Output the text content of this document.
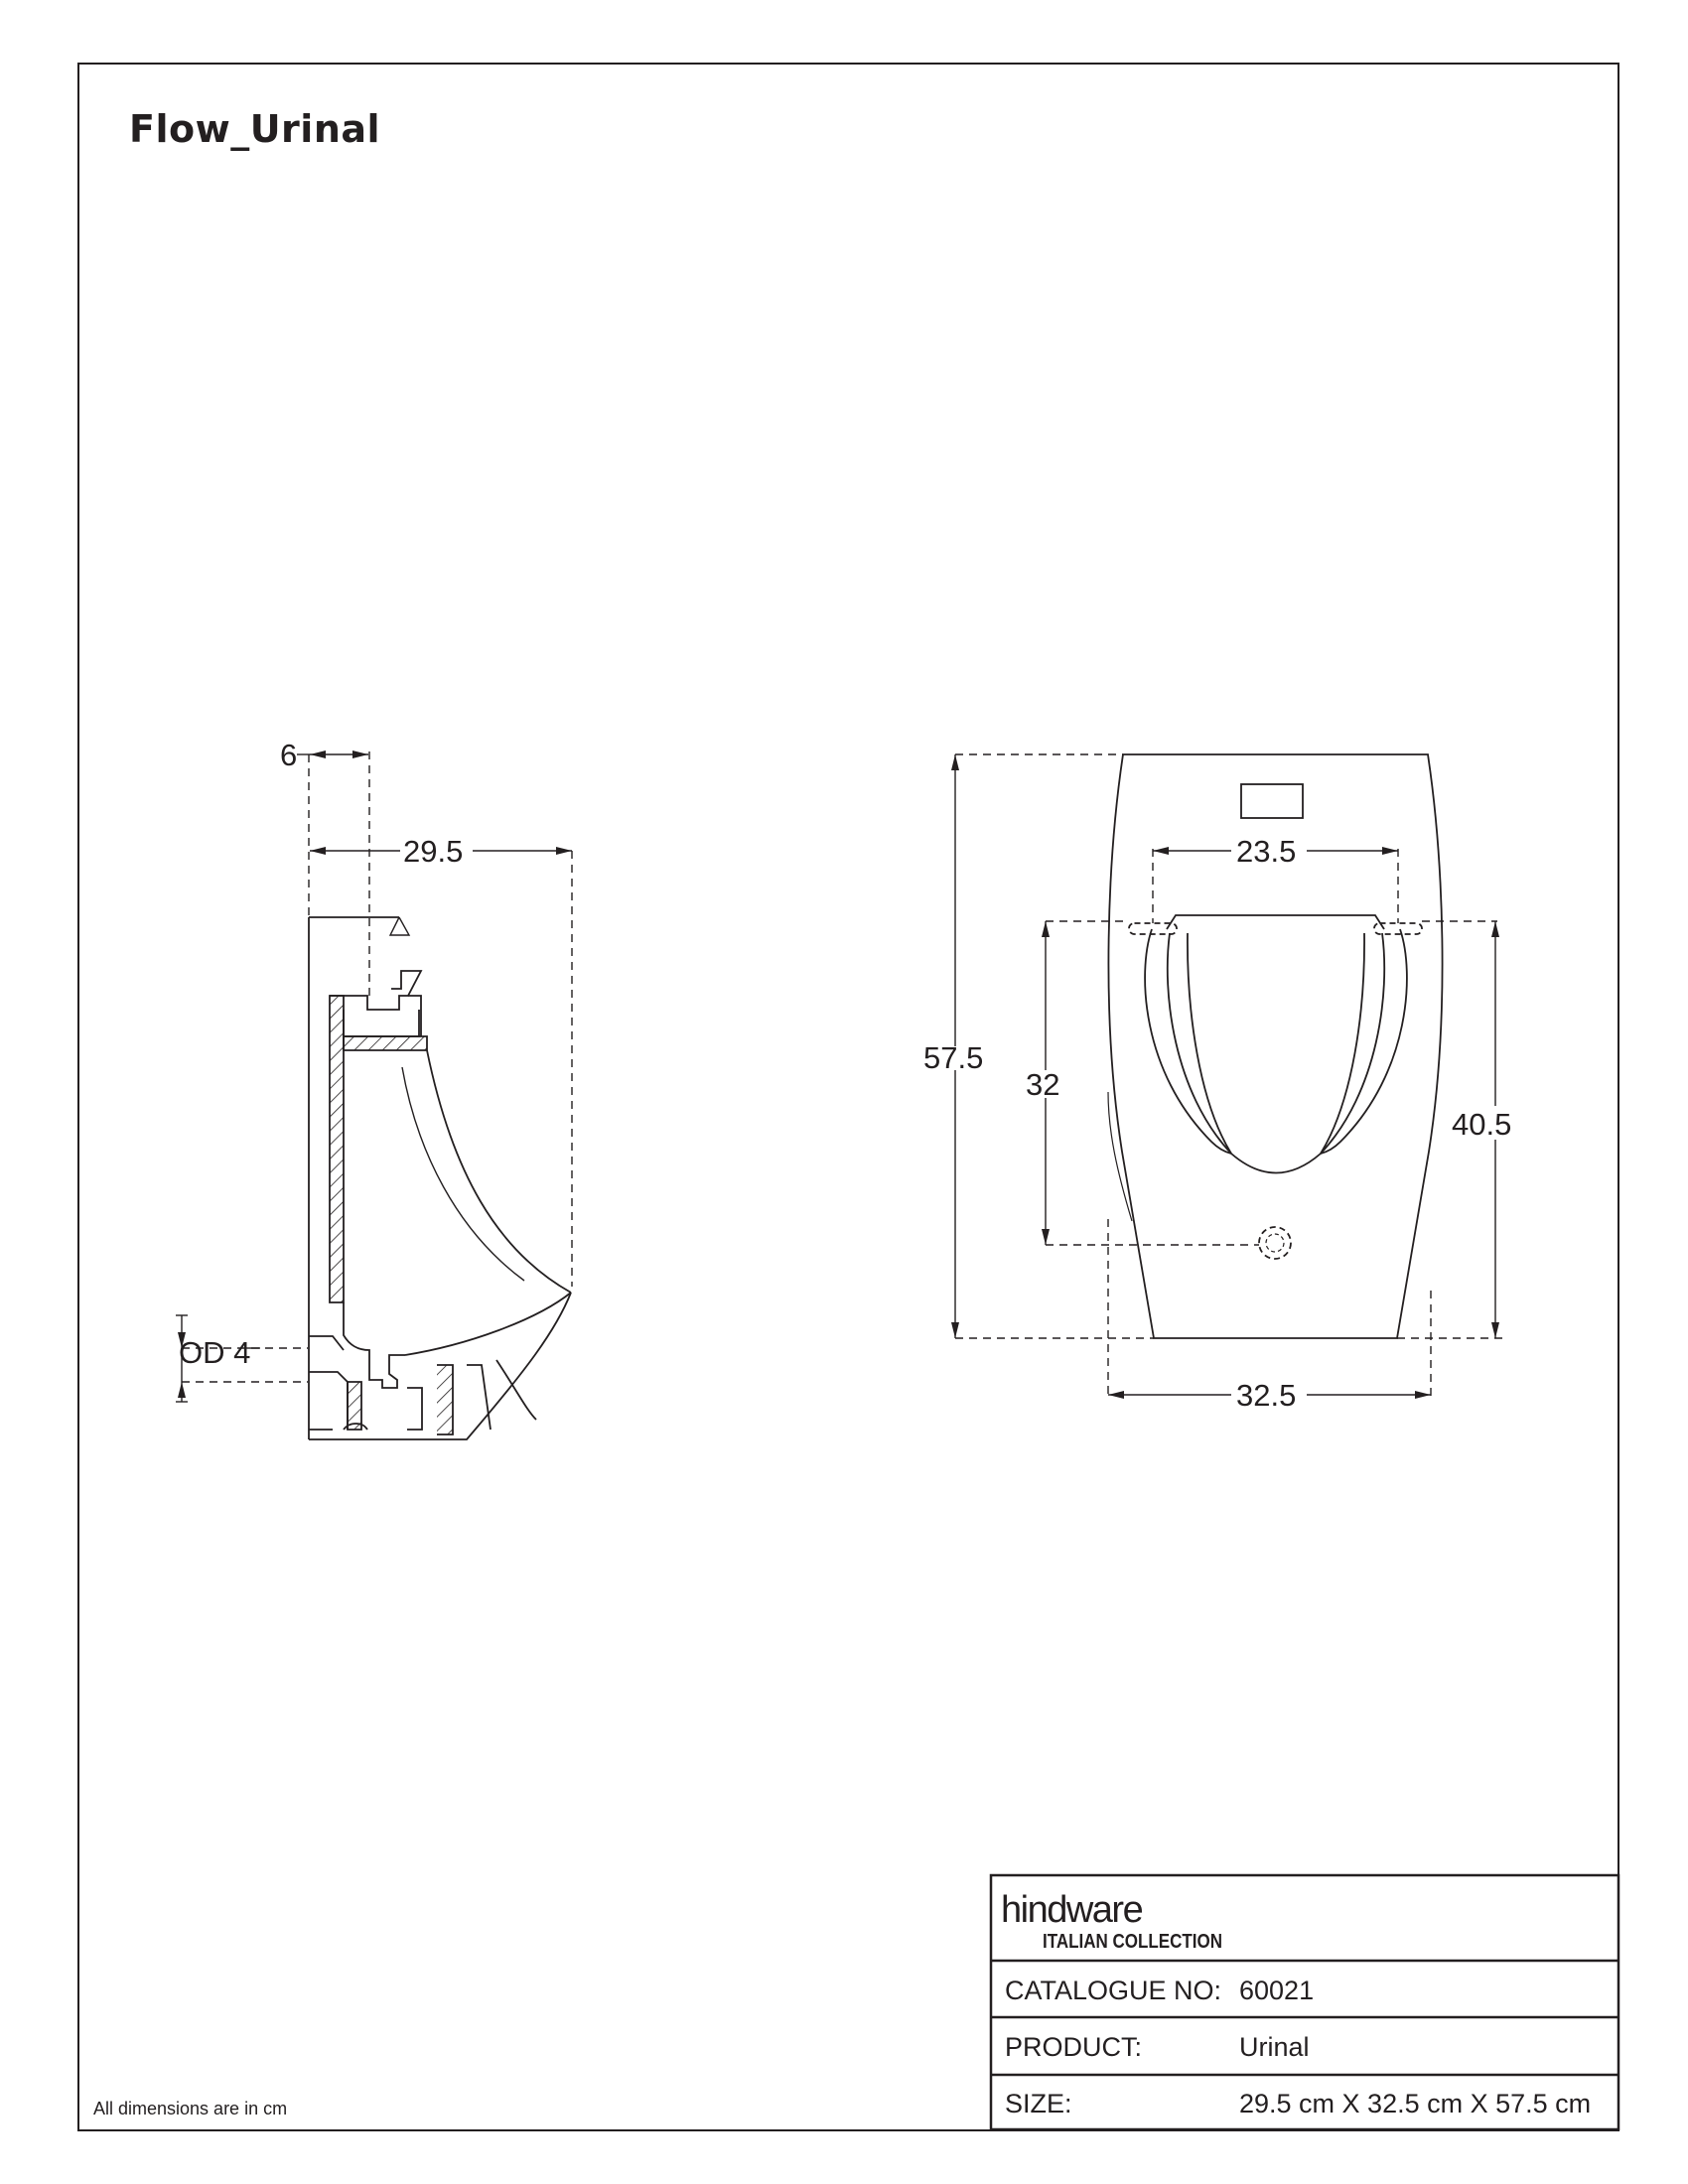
6
29.5
OD 4
23.5
57.5
32
40.5
32.5
Flow_Urinal
hindware
ITALIAN COLLECTION
CATALOGUE NO: 60021
PRODUCT:	Urinal
SIZE:	29.5 cm X 32.5 cm X 57.5 cm
All dimensions are in cm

§ Requirement
Skip every picture and transcribe the data above exactly.

§ Task response
Output the text content of this document.
6
29.5
OD 4
23.5
57.5
32
40.5
32.5
Flow_Urinal
hindware
ITALIAN COLLECTION
CATALOGUE NO: 60021
PRODUCT:	Urinal
SIZE:	29.5 cm X 32.5 cm X 57.5 cm
All dimensions are in cm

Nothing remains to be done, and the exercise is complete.